Exercise goal: Give back the full listing verbatim, apart from its images.

━━━━━━

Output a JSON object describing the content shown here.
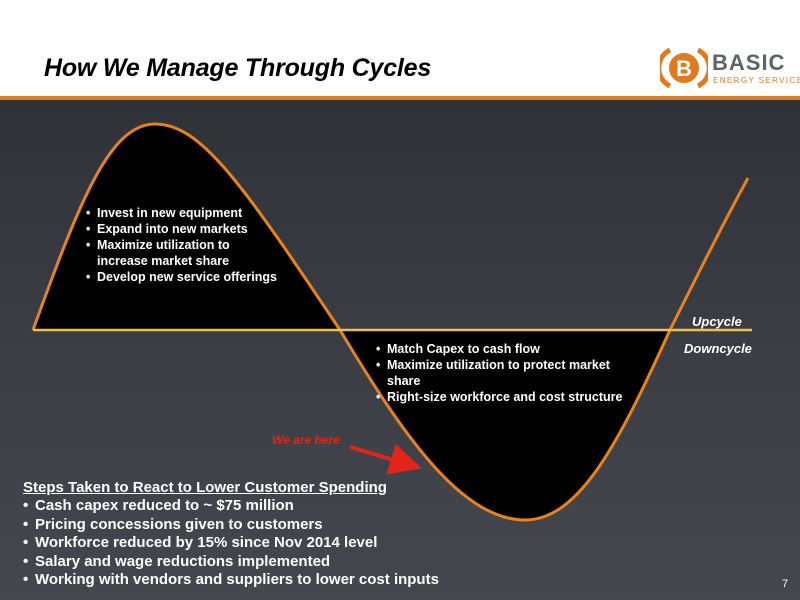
{
  "header": {
    "title": "How We Manage Through Cycles",
    "logo": {
      "letter": "B",
      "word": "BASIC",
      "subtitle": "ENERGY SERVICES",
      "accent_color": "#e07a1f",
      "word_color": "#5f6368"
    }
  },
  "diagram": {
    "upcycle_label": "Upcycle",
    "downcycle_label": "Downcycle",
    "upcycle_actions": [
      "Invest in new equipment",
      "Expand into new markets",
      "Maximize utilization to increase market share",
      "Develop new service offerings"
    ],
    "downcycle_actions": [
      "Match Capex to cash flow",
      "Maximize utilization to protect market share",
      "Right-size workforce and cost structure"
    ],
    "marker_label": "We are here",
    "curve_color": "#e8821e",
    "marker_color": "#e3241b"
  },
  "steps": {
    "title": "Steps Taken to React to Lower Customer Spending",
    "items": [
      "Cash capex reduced to ~ $75 million",
      "Pricing concessions given to customers",
      "Workforce reduced by 15% since Nov 2014 level",
      "Salary and wage reductions implemented",
      "Working with vendors and suppliers to lower cost inputs"
    ]
  },
  "page_number": "7"
}
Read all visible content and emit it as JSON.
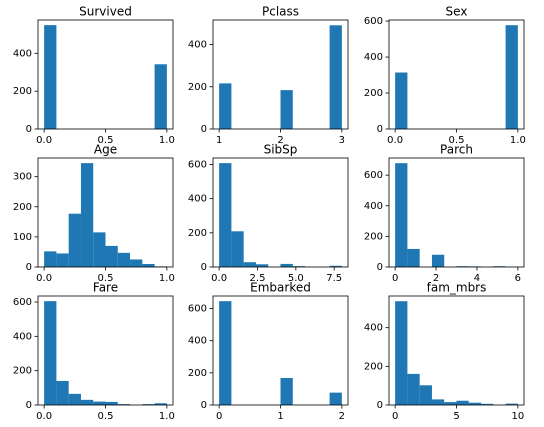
{
  "chart_data": [
    {
      "type": "histogram",
      "title": "Survived",
      "color": "#1f77b4",
      "bins": [
        0,
        0.1,
        0.2,
        0.3,
        0.4,
        0.5,
        0.6,
        0.7,
        0.8,
        0.9,
        1.0
      ],
      "counts": [
        549,
        0,
        0,
        0,
        0,
        0,
        0,
        0,
        0,
        342
      ],
      "xlim": [
        -0.05,
        1.05
      ],
      "xticks": [
        {
          "value": 0,
          "label": "0.0"
        },
        0.5,
        {
          "value": 1,
          "label": "1.0"
        }
      ],
      "ylim": [
        0,
        576
      ],
      "yticks": [
        0,
        200,
        400
      ]
    },
    {
      "type": "histogram",
      "title": "Pclass",
      "color": "#1f77b4",
      "bins": [
        1,
        1.2,
        1.4,
        1.6,
        1.8,
        2,
        2.2,
        2.4,
        2.6,
        2.8,
        3
      ],
      "counts": [
        216,
        0,
        0,
        0,
        0,
        184,
        0,
        0,
        0,
        491
      ],
      "xlim": [
        0.9,
        3.1
      ],
      "xticks": [
        1,
        2,
        3
      ],
      "ylim": [
        0,
        516
      ],
      "yticks": [
        0,
        200,
        400
      ]
    },
    {
      "type": "histogram",
      "title": "Sex",
      "color": "#1f77b4",
      "bins": [
        0,
        0.1,
        0.2,
        0.3,
        0.4,
        0.5,
        0.6,
        0.7,
        0.8,
        0.9,
        1.0
      ],
      "counts": [
        314,
        0,
        0,
        0,
        0,
        0,
        0,
        0,
        0,
        577
      ],
      "xlim": [
        -0.05,
        1.05
      ],
      "xticks": [
        {
          "value": 0,
          "label": "0.0"
        },
        0.5,
        {
          "value": 1,
          "label": "1.0"
        }
      ],
      "ylim": [
        0,
        606
      ],
      "yticks": [
        0,
        200,
        400,
        600
      ]
    },
    {
      "type": "histogram",
      "title": "Age",
      "color": "#1f77b4",
      "bins": [
        0,
        0.1,
        0.2,
        0.3,
        0.4,
        0.5,
        0.6,
        0.7,
        0.8,
        0.9,
        1.0
      ],
      "counts": [
        52,
        45,
        177,
        345,
        115,
        70,
        47,
        25,
        10,
        2
      ],
      "xlim": [
        -0.05,
        1.05
      ],
      "xticks": [
        {
          "value": 0,
          "label": "0.0"
        },
        0.5,
        {
          "value": 1,
          "label": "1.0"
        }
      ],
      "ylim": [
        0,
        362
      ],
      "yticks": [
        0,
        100,
        200,
        300
      ]
    },
    {
      "type": "histogram",
      "title": "SibSp",
      "color": "#1f77b4",
      "bins": [
        0,
        0.8,
        1.6,
        2.4,
        3.2,
        4.0,
        4.8,
        5.6,
        6.4,
        7.2,
        8.0
      ],
      "counts": [
        608,
        209,
        28,
        16,
        0,
        18,
        5,
        0,
        0,
        7
      ],
      "xlim": [
        -0.4,
        8.4
      ],
      "xticks": [
        {
          "value": 0,
          "label": "0.0"
        },
        2.5,
        {
          "value": 5,
          "label": "5.0"
        },
        7.5
      ],
      "ylim": [
        0,
        638
      ],
      "yticks": [
        0,
        200,
        400,
        600
      ]
    },
    {
      "type": "histogram",
      "title": "Parch",
      "color": "#1f77b4",
      "bins": [
        0,
        0.6,
        1.2,
        1.8,
        2.4,
        3.0,
        3.6,
        4.2,
        4.8,
        5.4,
        6.0
      ],
      "counts": [
        678,
        118,
        0,
        80,
        0,
        5,
        4,
        0,
        5,
        1
      ],
      "xlim": [
        -0.3,
        6.3
      ],
      "xticks": [
        0,
        2,
        4,
        6
      ],
      "ylim": [
        0,
        712
      ],
      "yticks": [
        0,
        200,
        400,
        600
      ]
    },
    {
      "type": "histogram",
      "title": "Fare",
      "color": "#1f77b4",
      "bins": [
        0,
        0.1,
        0.2,
        0.3,
        0.4,
        0.5,
        0.6,
        0.7,
        0.8,
        0.9,
        1.0
      ],
      "counts": [
        605,
        140,
        65,
        30,
        20,
        18,
        5,
        0,
        5,
        10
      ],
      "xlim": [
        -0.05,
        1.05
      ],
      "xticks": [
        {
          "value": 0,
          "label": "0.0"
        },
        0.5,
        {
          "value": 1,
          "label": "1.0"
        }
      ],
      "ylim": [
        0,
        635
      ],
      "yticks": [
        0,
        200,
        400,
        600
      ]
    },
    {
      "type": "histogram",
      "title": "Embarked",
      "color": "#1f77b4",
      "bins": [
        0,
        0.2,
        0.4,
        0.6,
        0.8,
        1.0,
        1.2,
        1.4,
        1.6,
        1.8,
        2.0
      ],
      "counts": [
        646,
        0,
        0,
        0,
        0,
        168,
        0,
        0,
        0,
        77
      ],
      "xlim": [
        -0.1,
        2.1
      ],
      "xticks": [
        0,
        1,
        2
      ],
      "ylim": [
        0,
        678
      ],
      "yticks": [
        0,
        200,
        400,
        600
      ]
    },
    {
      "type": "histogram",
      "title": "fam_mbrs",
      "color": "#1f77b4",
      "bins": [
        0,
        1,
        2,
        3,
        4,
        5,
        6,
        7,
        8,
        9,
        10
      ],
      "counts": [
        537,
        161,
        102,
        29,
        15,
        22,
        12,
        6,
        0,
        7
      ],
      "xlim": [
        -0.5,
        10.5
      ],
      "xticks": [
        0,
        5,
        10
      ],
      "ylim": [
        0,
        564
      ],
      "yticks": [
        0,
        200,
        400
      ]
    }
  ]
}
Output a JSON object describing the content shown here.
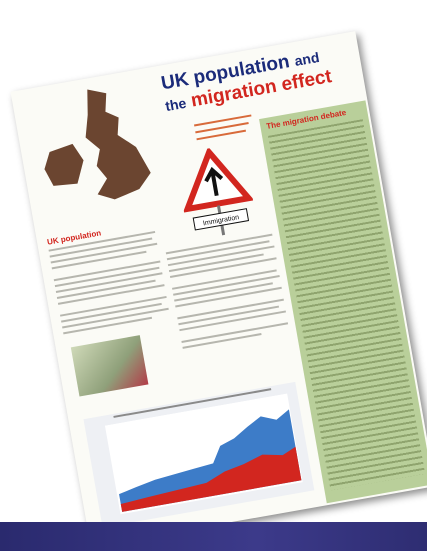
{
  "article": {
    "title_line1": "UK population",
    "title_line1b": "and",
    "title_line2a": "the",
    "title_line2b": "migration effect",
    "sign_label": "Immigration",
    "section_heading": "UK population",
    "sidebar_heading": "The migration debate"
  }
}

━━━━━━

Correct response:
Output a JSON object describing the content shown here.
{
  "header": {
    "title": "How We Manage Through Cycles",
    "logo": {
      "letter": "B",
      "word": "BASIC",
      "subtitle": "ENERGY SERVICES",
      "accent_color": "#e07a1f",
      "word_color": "#5f6368"
    }
  },
  "diagram": {
    "upcycle_label": "Upcycle",
    "downcycle_label": "Downcycle",
    "upcycle_actions": [
      "Invest in new equipment",
      "Expand into new markets",
      "Maximize utilization to increase market share",
      "Develop new service offerings"
    ],
    "downcycle_actions": [
      "Match Capex to cash flow",
      "Maximize utilization to protect market share",
      "Right-size workforce and cost structure"
    ],
    "marker_label": "We are here",
    "curve_color": "#e8821e",
    "marker_color": "#e3241b"
  },
  "steps": {
    "title": "Steps Taken to React to Lower Customer Spending",
    "items": [
      "Cash capex reduced to ~ $75 million",
      "Pricing concessions given to customers",
      "Workforce reduced by 15% since Nov 2014 level",
      "Salary and wage reductions implemented",
      "Working with vendors and suppliers to lower cost inputs"
    ]
  },
  "page_number": "7"
}
Read all visible content and emit it as JSON.
{
  "chart_data": [
    {
      "type": "histogram",
      "title": "Survived",
      "color": "#1f77b4",
      "bins": [
        0,
        0.1,
        0.2,
        0.3,
        0.4,
        0.5,
        0.6,
        0.7,
        0.8,
        0.9,
        1.0
      ],
      "counts": [
        549,
        0,
        0,
        0,
        0,
        0,
        0,
        0,
        0,
        342
      ],
      "xlim": [
        -0.05,
        1.05
      ],
      "xticks": [
        {
          "value": 0,
          "label": "0.0"
        },
        0.5,
        {
          "value": 1,
          "label": "1.0"
        }
      ],
      "ylim": [
        0,
        576
      ],
      "yticks": [
        0,
        200,
        400
      ]
    },
    {
      "type": "histogram",
      "title": "Pclass",
      "color": "#1f77b4",
      "bins": [
        1,
        1.2,
        1.4,
        1.6,
        1.8,
        2,
        2.2,
        2.4,
        2.6,
        2.8,
        3
      ],
      "counts": [
        216,
        0,
        0,
        0,
        0,
        184,
        0,
        0,
        0,
        491
      ],
      "xlim": [
        0.9,
        3.1
      ],
      "xticks": [
        1,
        2,
        3
      ],
      "ylim": [
        0,
        516
      ],
      "yticks": [
        0,
        200,
        400
      ]
    },
    {
      "type": "histogram",
      "title": "Sex",
      "color": "#1f77b4",
      "bins": [
        0,
        0.1,
        0.2,
        0.3,
        0.4,
        0.5,
        0.6,
        0.7,
        0.8,
        0.9,
        1.0
      ],
      "counts": [
        314,
        0,
        0,
        0,
        0,
        0,
        0,
        0,
        0,
        577
      ],
      "xlim": [
        -0.05,
        1.05
      ],
      "xticks": [
        {
          "value": 0,
          "label": "0.0"
        },
        0.5,
        {
          "value": 1,
          "label": "1.0"
        }
      ],
      "ylim": [
        0,
        606
      ],
      "yticks": [
        0,
        200,
        400,
        600
      ]
    },
    {
      "type": "histogram",
      "title": "Age",
      "color": "#1f77b4",
      "bins": [
        0,
        0.1,
        0.2,
        0.3,
        0.4,
        0.5,
        0.6,
        0.7,
        0.8,
        0.9,
        1.0
      ],
      "counts": [
        52,
        45,
        177,
        345,
        115,
        70,
        47,
        25,
        10,
        2
      ],
      "xlim": [
        -0.05,
        1.05
      ],
      "xticks": [
        {
          "value": 0,
          "label": "0.0"
        },
        0.5,
        {
          "value": 1,
          "label": "1.0"
        }
      ],
      "ylim": [
        0,
        362
      ],
      "yticks": [
        0,
        100,
        200,
        300
      ]
    },
    {
      "type": "histogram",
      "title": "SibSp",
      "color": "#1f77b4",
      "bins": [
        0,
        0.8,
        1.6,
        2.4,
        3.2,
        4.0,
        4.8,
        5.6,
        6.4,
        7.2,
        8.0
      ],
      "counts": [
        608,
        209,
        28,
        16,
        0,
        18,
        5,
        0,
        0,
        7
      ],
      "xlim": [
        -0.4,
        8.4
      ],
      "xticks": [
        {
          "value": 0,
          "label": "0.0"
        },
        2.5,
        {
          "value": 5,
          "label": "5.0"
        },
        7.5
      ],
      "ylim": [
        0,
        638
      ],
      "yticks": [
        0,
        200,
        400,
        600
      ]
    },
    {
      "type": "histogram",
      "title": "Parch",
      "color": "#1f77b4",
      "bins": [
        0,
        0.6,
        1.2,
        1.8,
        2.4,
        3.0,
        3.6,
        4.2,
        4.8,
        5.4,
        6.0
      ],
      "counts": [
        678,
        118,
        0,
        80,
        0,
        5,
        4,
        0,
        5,
        1
      ],
      "xlim": [
        -0.3,
        6.3
      ],
      "xticks": [
        0,
        2,
        4,
        6
      ],
      "ylim": [
        0,
        712
      ],
      "yticks": [
        0,
        200,
        400,
        600
      ]
    },
    {
      "type": "histogram",
      "title": "Fare",
      "color": "#1f77b4",
      "bins": [
        0,
        0.1,
        0.2,
        0.3,
        0.4,
        0.5,
        0.6,
        0.7,
        0.8,
        0.9,
        1.0
      ],
      "counts": [
        605,
        140,
        65,
        30,
        20,
        18,
        5,
        0,
        5,
        10
      ],
      "xlim": [
        -0.05,
        1.05
      ],
      "xticks": [
        {
          "value": 0,
          "label": "0.0"
        },
        0.5,
        {
          "value": 1,
          "label": "1.0"
        }
      ],
      "ylim": [
        0,
        635
      ],
      "yticks": [
        0,
        200,
        400,
        600
      ]
    },
    {
      "type": "histogram",
      "title": "Embarked",
      "color": "#1f77b4",
      "bins": [
        0,
        0.2,
        0.4,
        0.6,
        0.8,
        1.0,
        1.2,
        1.4,
        1.6,
        1.8,
        2.0
      ],
      "counts": [
        646,
        0,
        0,
        0,
        0,
        168,
        0,
        0,
        0,
        77
      ],
      "xlim": [
        -0.1,
        2.1
      ],
      "xticks": [
        0,
        1,
        2
      ],
      "ylim": [
        0,
        678
      ],
      "yticks": [
        0,
        200,
        400,
        600
      ]
    },
    {
      "type": "histogram",
      "title": "fam_mbrs",
      "color": "#1f77b4",
      "bins": [
        0,
        1,
        2,
        3,
        4,
        5,
        6,
        7,
        8,
        9,
        10
      ],
      "counts": [
        537,
        161,
        102,
        29,
        15,
        22,
        12,
        6,
        0,
        7
      ],
      "xlim": [
        -0.5,
        10.5
      ],
      "xticks": [
        0,
        5,
        10
      ],
      "ylim": [
        0,
        564
      ],
      "yticks": [
        0,
        200,
        400
      ]
    }
  ]
}
Output a JSON object describing the content shown here.
{
  "article": {
    "title_line1": "UK population",
    "title_line1b": "and",
    "title_line2a": "the",
    "title_line2b": "migration effect",
    "sign_label": "Immigration",
    "section_heading": "UK population",
    "sidebar_heading": "The migration debate"
  }
}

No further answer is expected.